= GIVEN PROBLEM =
Pick out each line of the records that includes the string "plus", and copy it.

= DATASET RECORDS =
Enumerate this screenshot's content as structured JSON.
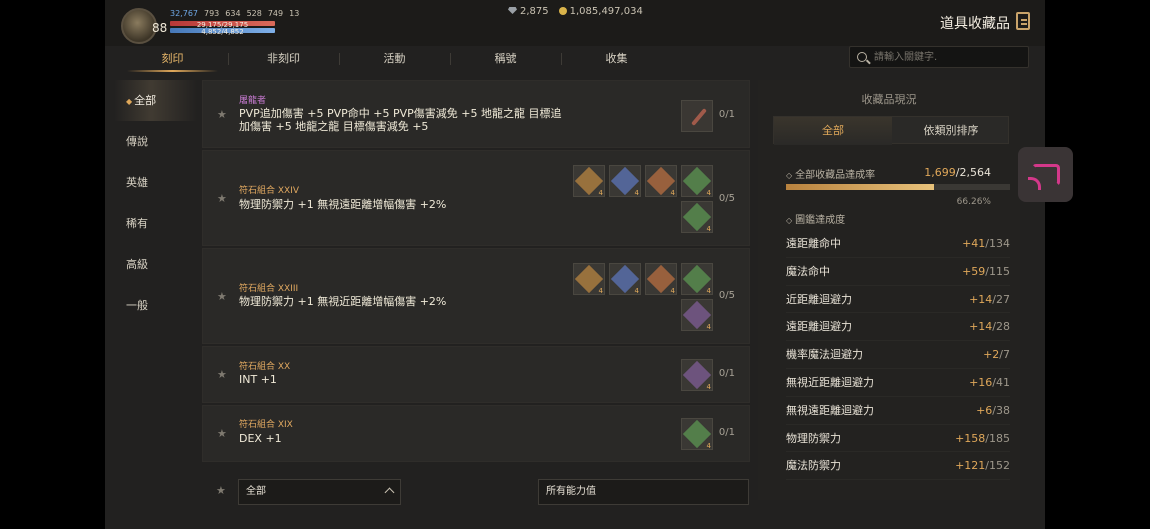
{
  "header": {
    "level": "88",
    "stats": [
      "32,767",
      "793",
      "634",
      "528",
      "749",
      "13"
    ],
    "hp": "29,175/29,175",
    "mp": "4,852/4,852",
    "diamonds": "2,875",
    "gold": "1,085,497,034",
    "title": "道具收藏品"
  },
  "tabs": [
    "刻印",
    "非刻印",
    "活動",
    "稱號",
    "收集"
  ],
  "search": {
    "placeholder": "請輸入關鍵字."
  },
  "sidebar": [
    "全部",
    "傳說",
    "英雄",
    "稀有",
    "高級",
    "一般"
  ],
  "items": [
    {
      "category": "屠龍者",
      "desc": "PVP追加傷害 +5 PVP命中 +5 PVP傷害減免 +5 地龍之龍 目標追加傷害 +5 地龍之龍 目標傷害減免 +5",
      "count": "0/1"
    },
    {
      "category": "符石組合 XXIV",
      "desc": "物理防禦力 +1 無視遠距離增幅傷害 +2%",
      "count": "0/5"
    },
    {
      "category": "符石組合 XXIII",
      "desc": "物理防禦力 +1 無視近距離增幅傷害 +2%",
      "count": "0/5"
    },
    {
      "category": "符石組合 XX",
      "desc": "INT +1",
      "count": "0/1"
    },
    {
      "category": "符石組合 XIX",
      "desc": "DEX +1",
      "count": "0/1"
    }
  ],
  "filters": {
    "grade": "全部",
    "ability": "所有能力值"
  },
  "panel": {
    "title": "收藏品現況",
    "tab_all": "全部",
    "tab_sort": "依類別排序",
    "overall_label": "全部收藏品達成率",
    "overall_current": "1,699",
    "overall_total": "/2,564",
    "overall_pct": "66.26%",
    "overall_fraction": 0.6626,
    "book_label": "圖鑑達成度",
    "rows": [
      {
        "label": "遠距離命中",
        "plus": "+41",
        "total": "/134"
      },
      {
        "label": "魔法命中",
        "plus": "+59",
        "total": "/115"
      },
      {
        "label": "近距離迴避力",
        "plus": "+14",
        "total": "/27"
      },
      {
        "label": "遠距離迴避力",
        "plus": "+14",
        "total": "/28"
      },
      {
        "label": "機率魔法迴避力",
        "plus": "+2",
        "total": "/7"
      },
      {
        "label": "無視近距離迴避力",
        "plus": "+16",
        "total": "/41"
      },
      {
        "label": "無視遠距離迴避力",
        "plus": "+6",
        "total": "/38"
      },
      {
        "label": "物理防禦力",
        "plus": "+158",
        "total": "/185"
      },
      {
        "label": "魔法防禦力",
        "plus": "+121",
        "total": "/152"
      }
    ]
  },
  "colors": {
    "accent": "#e0a85a",
    "cast": "#d4388a"
  }
}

= OUTPUT FOR THIS EXERCISE =
        "plus": "+41",
        "plus": "+59",
        "plus": "+14",
        "plus": "+14",
        "plus": "+2",
        "plus": "+16",
        "plus": "+6",
        "plus": "+158",
        "plus": "+121",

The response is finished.